#### Records shown:
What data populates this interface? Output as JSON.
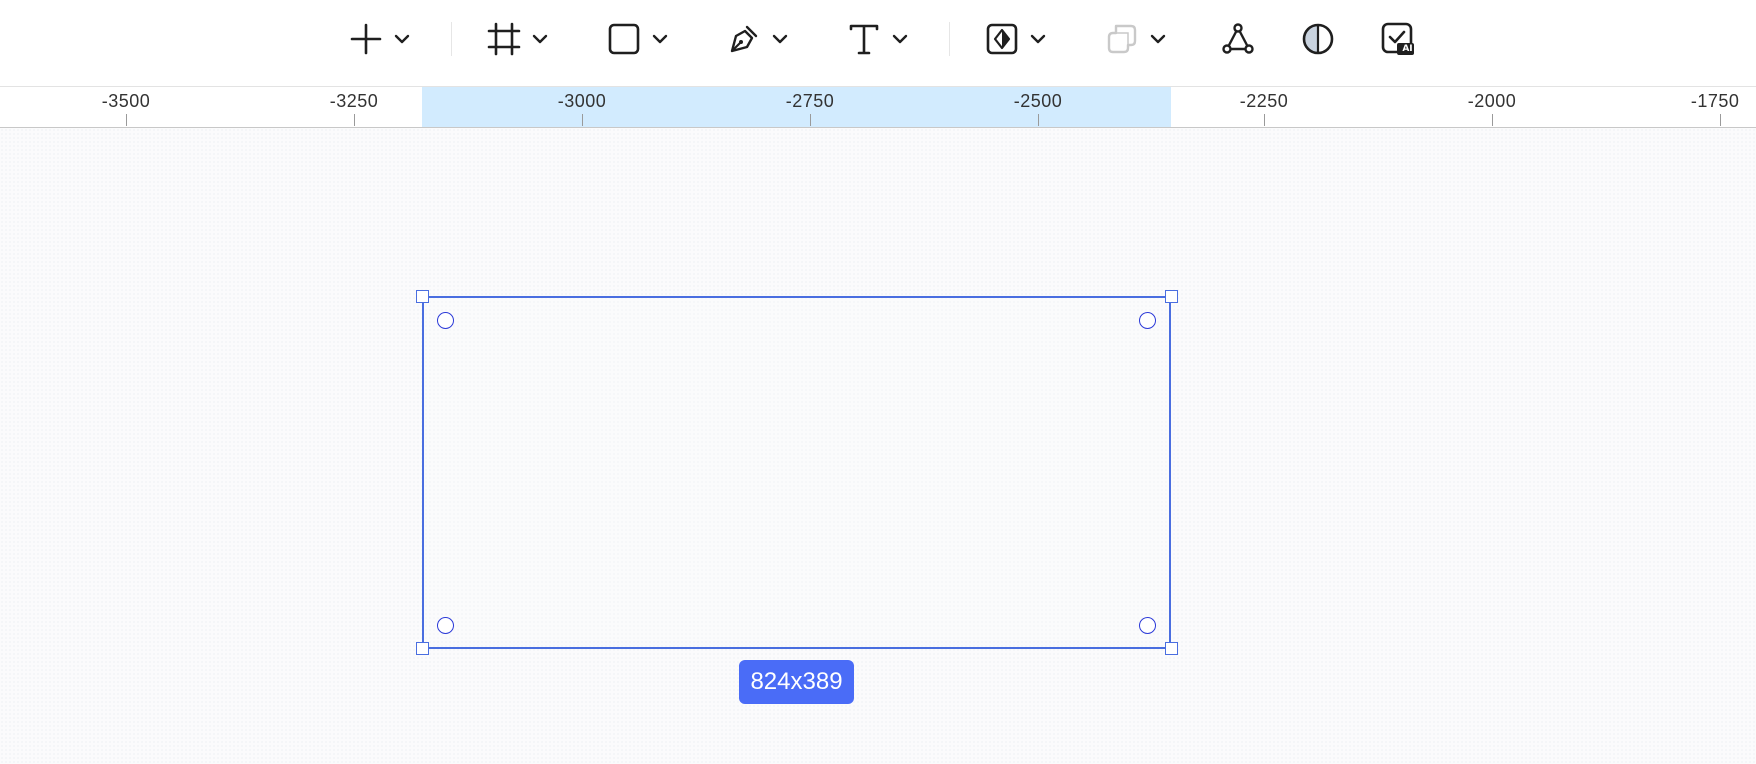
{
  "toolbar": {
    "tools": [
      {
        "name": "add",
        "icon": "plus-icon",
        "has_menu": true
      },
      {
        "name": "frame",
        "icon": "frame-icon",
        "has_menu": true
      },
      {
        "name": "rectangle",
        "icon": "rectangle-icon",
        "has_menu": true
      },
      {
        "name": "pen",
        "icon": "pen-icon",
        "has_menu": true
      },
      {
        "name": "text",
        "icon": "text-icon",
        "has_menu": true
      },
      {
        "name": "component",
        "icon": "component-icon",
        "has_menu": true
      },
      {
        "name": "boolean",
        "icon": "boolean-icon",
        "has_menu": true,
        "disabled": true
      },
      {
        "name": "vector-network",
        "icon": "vector-network-icon",
        "has_menu": false
      },
      {
        "name": "contrast",
        "icon": "contrast-icon",
        "has_menu": false
      },
      {
        "name": "ai-check",
        "icon": "ai-check-icon",
        "badge": "AI",
        "has_menu": false
      }
    ],
    "icon_color": "#1f1f1f",
    "disabled_color": "#c9c9c9"
  },
  "ruler": {
    "labels": [
      "-3500",
      "-3250",
      "-3000",
      "-2750",
      "-2500",
      "-2250",
      "-2000",
      "-1750"
    ],
    "highlight_color": "#d2ebfe"
  },
  "selection": {
    "size_label": "824x389",
    "stroke_color": "#4a6ee0",
    "badge_color": "#4a6cf7"
  }
}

#### Do this:
Reproduce every line exactly and omit all pictures.

#### The response:
What data populates this interface? Output as JSON.
{
  "toolbar": {
    "tools": [
      {
        "name": "add",
        "icon": "plus-icon",
        "has_menu": true
      },
      {
        "name": "frame",
        "icon": "frame-icon",
        "has_menu": true
      },
      {
        "name": "rectangle",
        "icon": "rectangle-icon",
        "has_menu": true
      },
      {
        "name": "pen",
        "icon": "pen-icon",
        "has_menu": true
      },
      {
        "name": "text",
        "icon": "text-icon",
        "has_menu": true
      },
      {
        "name": "component",
        "icon": "component-icon",
        "has_menu": true
      },
      {
        "name": "boolean",
        "icon": "boolean-icon",
        "has_menu": true,
        "disabled": true
      },
      {
        "name": "vector-network",
        "icon": "vector-network-icon",
        "has_menu": false
      },
      {
        "name": "contrast",
        "icon": "contrast-icon",
        "has_menu": false
      },
      {
        "name": "ai-check",
        "icon": "ai-check-icon",
        "badge": "AI",
        "has_menu": false
      }
    ],
    "icon_color": "#1f1f1f",
    "disabled_color": "#c9c9c9"
  },
  "ruler": {
    "labels": [
      "-3500",
      "-3250",
      "-3000",
      "-2750",
      "-2500",
      "-2250",
      "-2000",
      "-1750"
    ],
    "highlight_color": "#d2ebfe"
  },
  "selection": {
    "size_label": "824x389",
    "stroke_color": "#4a6ee0",
    "badge_color": "#4a6cf7"
  }
}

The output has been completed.